- _DATASET RECORDS_
>> BEGIN

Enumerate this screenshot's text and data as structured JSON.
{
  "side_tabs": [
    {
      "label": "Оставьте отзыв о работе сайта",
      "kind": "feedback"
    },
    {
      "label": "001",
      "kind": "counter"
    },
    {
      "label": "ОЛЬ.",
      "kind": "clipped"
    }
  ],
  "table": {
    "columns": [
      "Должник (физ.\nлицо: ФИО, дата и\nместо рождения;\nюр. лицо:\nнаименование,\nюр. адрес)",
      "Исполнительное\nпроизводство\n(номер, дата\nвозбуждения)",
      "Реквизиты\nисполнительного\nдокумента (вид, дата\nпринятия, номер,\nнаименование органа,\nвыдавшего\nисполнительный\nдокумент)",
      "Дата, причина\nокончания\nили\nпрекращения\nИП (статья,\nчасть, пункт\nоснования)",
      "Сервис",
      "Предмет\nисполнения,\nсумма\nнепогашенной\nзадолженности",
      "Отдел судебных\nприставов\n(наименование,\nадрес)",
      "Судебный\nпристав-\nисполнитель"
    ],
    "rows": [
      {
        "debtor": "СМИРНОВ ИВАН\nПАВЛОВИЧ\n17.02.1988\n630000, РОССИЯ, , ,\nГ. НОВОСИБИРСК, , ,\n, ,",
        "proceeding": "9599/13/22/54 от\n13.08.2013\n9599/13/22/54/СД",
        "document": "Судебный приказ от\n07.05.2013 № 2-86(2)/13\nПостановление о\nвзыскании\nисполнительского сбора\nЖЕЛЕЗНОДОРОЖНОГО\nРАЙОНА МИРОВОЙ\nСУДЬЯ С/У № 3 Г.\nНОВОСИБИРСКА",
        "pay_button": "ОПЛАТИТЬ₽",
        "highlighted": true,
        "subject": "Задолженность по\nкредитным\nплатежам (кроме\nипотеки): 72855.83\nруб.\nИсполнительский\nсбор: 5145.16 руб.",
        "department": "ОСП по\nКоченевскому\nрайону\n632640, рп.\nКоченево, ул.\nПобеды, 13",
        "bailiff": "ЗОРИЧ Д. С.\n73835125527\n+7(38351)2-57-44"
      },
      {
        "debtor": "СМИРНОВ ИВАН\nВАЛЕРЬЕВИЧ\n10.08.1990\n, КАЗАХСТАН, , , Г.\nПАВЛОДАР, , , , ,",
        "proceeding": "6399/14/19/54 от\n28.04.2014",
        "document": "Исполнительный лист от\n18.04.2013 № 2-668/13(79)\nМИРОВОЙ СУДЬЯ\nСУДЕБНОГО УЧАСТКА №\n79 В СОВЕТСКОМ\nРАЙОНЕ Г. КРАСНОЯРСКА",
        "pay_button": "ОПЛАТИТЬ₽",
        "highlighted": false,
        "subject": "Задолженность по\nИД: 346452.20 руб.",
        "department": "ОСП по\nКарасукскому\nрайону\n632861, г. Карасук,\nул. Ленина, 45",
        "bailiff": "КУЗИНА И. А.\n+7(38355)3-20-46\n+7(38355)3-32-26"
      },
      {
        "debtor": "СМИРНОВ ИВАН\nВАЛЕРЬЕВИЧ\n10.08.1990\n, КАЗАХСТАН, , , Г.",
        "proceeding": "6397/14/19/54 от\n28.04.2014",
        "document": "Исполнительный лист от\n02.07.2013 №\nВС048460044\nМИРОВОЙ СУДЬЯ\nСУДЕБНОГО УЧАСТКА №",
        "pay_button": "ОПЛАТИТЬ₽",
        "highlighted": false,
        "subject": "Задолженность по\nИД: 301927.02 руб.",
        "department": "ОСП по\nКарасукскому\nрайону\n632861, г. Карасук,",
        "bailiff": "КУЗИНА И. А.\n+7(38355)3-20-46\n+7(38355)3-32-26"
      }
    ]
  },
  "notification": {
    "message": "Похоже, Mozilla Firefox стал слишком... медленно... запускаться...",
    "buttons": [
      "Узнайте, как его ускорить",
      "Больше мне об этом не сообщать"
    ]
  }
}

>> END

- _PROBLEM DESCRIPTION_
From the records above, pull out each line that has "КАЗАХСТАН".

- _ANSWER TO THIS EXERCISE_
        "debtor": "СМИРНОВ ИВАН\nВАЛЕРЬЕВИЧ\n10.08.1990\n, КАЗАХСТАН, , , Г.\nПАВЛОДАР, , , , ,",
        "debtor": "СМИРНОВ ИВАН\nВАЛЕРЬЕВИЧ\n10.08.1990\n, КАЗАХСТАН, , , Г.",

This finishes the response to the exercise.